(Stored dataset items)
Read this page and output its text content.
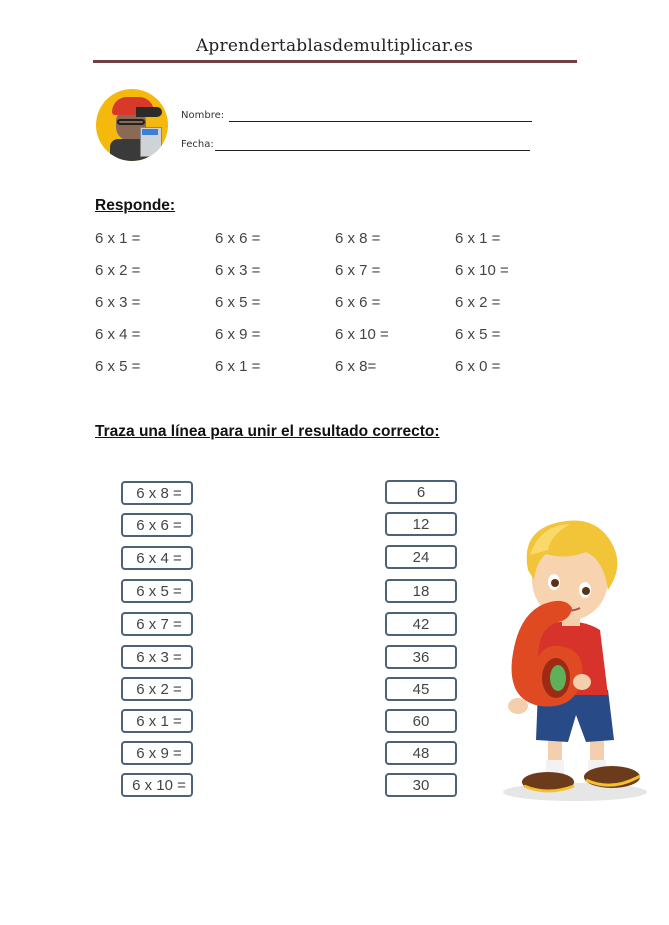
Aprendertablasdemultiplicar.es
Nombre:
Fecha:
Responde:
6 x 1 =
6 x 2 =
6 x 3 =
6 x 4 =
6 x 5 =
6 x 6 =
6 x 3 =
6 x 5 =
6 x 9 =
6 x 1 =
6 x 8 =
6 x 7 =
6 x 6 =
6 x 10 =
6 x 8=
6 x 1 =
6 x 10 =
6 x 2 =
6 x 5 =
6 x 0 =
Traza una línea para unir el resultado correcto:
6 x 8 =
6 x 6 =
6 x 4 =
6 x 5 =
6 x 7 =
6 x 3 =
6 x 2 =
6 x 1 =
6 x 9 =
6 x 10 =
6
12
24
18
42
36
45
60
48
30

==

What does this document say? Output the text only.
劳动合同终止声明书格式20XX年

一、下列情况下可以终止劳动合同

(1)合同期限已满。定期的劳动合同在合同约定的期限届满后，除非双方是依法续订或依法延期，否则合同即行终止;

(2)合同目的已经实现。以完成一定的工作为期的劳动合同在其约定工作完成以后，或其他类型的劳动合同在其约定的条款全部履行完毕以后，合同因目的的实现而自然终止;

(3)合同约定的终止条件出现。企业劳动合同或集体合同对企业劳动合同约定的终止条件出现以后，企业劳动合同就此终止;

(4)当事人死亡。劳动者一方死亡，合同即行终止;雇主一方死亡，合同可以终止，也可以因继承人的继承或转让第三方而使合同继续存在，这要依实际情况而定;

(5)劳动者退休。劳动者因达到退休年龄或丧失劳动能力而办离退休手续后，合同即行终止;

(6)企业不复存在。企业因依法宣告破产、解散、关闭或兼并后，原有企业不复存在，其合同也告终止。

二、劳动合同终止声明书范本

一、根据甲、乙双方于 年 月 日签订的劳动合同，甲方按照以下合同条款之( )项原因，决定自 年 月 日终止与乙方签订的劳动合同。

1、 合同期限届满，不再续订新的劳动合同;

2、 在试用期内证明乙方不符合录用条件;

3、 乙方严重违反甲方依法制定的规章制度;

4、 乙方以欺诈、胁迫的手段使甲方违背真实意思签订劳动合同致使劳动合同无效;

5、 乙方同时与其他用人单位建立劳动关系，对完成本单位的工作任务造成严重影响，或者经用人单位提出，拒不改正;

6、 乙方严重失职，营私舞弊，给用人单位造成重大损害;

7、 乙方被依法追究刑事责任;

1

▸ **Required task**:
Of the lines above, how many include the word "this"? Reply with the number alone.

▸ **Written answer**:
2